:: The data ::
'''

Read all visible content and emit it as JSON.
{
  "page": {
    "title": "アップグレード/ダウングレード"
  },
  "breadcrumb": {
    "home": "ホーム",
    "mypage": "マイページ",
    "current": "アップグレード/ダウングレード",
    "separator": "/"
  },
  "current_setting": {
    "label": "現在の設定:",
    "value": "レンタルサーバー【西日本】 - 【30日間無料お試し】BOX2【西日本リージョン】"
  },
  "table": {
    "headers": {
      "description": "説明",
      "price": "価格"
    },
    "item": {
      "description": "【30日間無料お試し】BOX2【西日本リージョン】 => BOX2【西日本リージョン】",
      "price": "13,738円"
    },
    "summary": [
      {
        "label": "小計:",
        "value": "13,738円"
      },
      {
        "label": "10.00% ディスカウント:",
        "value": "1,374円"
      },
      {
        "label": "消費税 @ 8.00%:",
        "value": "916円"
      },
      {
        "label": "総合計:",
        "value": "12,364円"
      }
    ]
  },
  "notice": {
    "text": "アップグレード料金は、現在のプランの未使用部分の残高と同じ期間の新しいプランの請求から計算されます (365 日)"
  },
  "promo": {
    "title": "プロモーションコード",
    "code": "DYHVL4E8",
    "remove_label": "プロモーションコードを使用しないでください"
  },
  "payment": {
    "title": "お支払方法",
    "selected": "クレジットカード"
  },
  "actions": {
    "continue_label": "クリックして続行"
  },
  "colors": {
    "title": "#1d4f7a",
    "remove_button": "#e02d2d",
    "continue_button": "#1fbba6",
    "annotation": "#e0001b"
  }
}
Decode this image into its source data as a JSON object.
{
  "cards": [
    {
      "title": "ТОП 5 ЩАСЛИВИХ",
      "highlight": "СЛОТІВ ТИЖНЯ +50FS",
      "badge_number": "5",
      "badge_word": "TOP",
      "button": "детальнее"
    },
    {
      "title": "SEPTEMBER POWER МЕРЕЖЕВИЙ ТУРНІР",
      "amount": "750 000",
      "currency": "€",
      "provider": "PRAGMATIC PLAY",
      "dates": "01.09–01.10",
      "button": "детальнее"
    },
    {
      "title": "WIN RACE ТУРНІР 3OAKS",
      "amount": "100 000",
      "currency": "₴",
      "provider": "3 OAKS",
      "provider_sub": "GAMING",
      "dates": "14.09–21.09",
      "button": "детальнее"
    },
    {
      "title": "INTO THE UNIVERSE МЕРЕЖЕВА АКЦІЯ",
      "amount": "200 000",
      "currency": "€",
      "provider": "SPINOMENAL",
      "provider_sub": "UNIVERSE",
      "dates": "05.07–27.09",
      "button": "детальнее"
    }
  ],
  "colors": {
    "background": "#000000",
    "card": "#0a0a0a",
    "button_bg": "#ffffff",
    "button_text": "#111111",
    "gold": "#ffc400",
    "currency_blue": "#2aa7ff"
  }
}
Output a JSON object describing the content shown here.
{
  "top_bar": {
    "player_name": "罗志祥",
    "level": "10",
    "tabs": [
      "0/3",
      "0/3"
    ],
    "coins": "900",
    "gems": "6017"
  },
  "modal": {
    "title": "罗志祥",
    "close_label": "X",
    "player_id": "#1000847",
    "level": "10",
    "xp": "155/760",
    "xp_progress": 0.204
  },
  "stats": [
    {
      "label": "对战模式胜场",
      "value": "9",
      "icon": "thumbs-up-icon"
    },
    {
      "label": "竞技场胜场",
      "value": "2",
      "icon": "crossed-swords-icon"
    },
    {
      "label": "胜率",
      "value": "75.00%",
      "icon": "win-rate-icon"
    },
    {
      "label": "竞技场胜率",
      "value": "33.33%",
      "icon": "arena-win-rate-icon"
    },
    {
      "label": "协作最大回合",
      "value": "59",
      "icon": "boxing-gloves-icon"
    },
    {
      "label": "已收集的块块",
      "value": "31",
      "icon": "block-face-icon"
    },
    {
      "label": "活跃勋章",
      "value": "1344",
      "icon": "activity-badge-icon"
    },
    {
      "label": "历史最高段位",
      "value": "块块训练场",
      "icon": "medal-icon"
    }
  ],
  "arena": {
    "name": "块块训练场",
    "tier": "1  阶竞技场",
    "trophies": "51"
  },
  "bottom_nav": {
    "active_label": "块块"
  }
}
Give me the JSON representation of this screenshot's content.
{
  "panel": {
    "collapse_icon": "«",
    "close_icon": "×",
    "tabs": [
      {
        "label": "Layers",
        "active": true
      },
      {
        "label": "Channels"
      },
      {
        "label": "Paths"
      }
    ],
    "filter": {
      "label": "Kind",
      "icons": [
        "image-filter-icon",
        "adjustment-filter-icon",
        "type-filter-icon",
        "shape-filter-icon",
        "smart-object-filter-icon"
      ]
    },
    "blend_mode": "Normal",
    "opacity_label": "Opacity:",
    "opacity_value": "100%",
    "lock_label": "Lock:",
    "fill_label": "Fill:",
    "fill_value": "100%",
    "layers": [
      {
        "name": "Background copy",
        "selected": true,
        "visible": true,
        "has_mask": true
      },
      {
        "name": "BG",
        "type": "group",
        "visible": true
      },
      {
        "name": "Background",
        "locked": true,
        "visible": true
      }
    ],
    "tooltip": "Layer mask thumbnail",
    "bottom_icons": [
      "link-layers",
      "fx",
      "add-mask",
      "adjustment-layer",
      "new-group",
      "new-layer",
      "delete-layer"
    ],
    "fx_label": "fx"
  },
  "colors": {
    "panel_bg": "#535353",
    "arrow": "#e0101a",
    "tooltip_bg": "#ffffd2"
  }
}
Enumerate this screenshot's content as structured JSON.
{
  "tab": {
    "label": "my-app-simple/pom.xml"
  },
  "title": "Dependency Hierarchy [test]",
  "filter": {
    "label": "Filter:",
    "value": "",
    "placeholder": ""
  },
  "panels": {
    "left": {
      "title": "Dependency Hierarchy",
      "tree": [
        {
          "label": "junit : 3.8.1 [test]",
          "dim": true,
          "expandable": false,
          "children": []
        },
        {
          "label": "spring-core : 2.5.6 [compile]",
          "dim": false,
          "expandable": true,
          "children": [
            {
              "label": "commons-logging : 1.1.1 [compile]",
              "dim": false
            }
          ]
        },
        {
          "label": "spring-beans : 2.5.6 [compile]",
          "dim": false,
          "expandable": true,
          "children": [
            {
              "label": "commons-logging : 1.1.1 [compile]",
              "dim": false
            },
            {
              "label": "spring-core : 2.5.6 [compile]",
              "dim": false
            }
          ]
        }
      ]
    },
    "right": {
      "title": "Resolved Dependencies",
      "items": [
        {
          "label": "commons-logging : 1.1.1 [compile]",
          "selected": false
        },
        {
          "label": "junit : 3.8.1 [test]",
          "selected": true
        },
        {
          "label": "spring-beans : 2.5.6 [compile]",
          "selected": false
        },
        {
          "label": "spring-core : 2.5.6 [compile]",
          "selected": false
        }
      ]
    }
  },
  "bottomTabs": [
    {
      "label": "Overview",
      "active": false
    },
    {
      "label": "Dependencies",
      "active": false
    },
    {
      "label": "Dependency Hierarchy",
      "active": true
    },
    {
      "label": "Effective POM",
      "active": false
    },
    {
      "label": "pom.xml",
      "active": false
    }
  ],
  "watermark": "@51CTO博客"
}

'''

:: Instruction ::
In the entries above, locate every line with the word "content" and copy it.

:: Output below ::
Read all visible content and emit it as JSON.
Output a JSON object describing the content shown here.
Give me the JSON representation of this screenshot's content.
Enumerate this screenshot's content as structured JSON.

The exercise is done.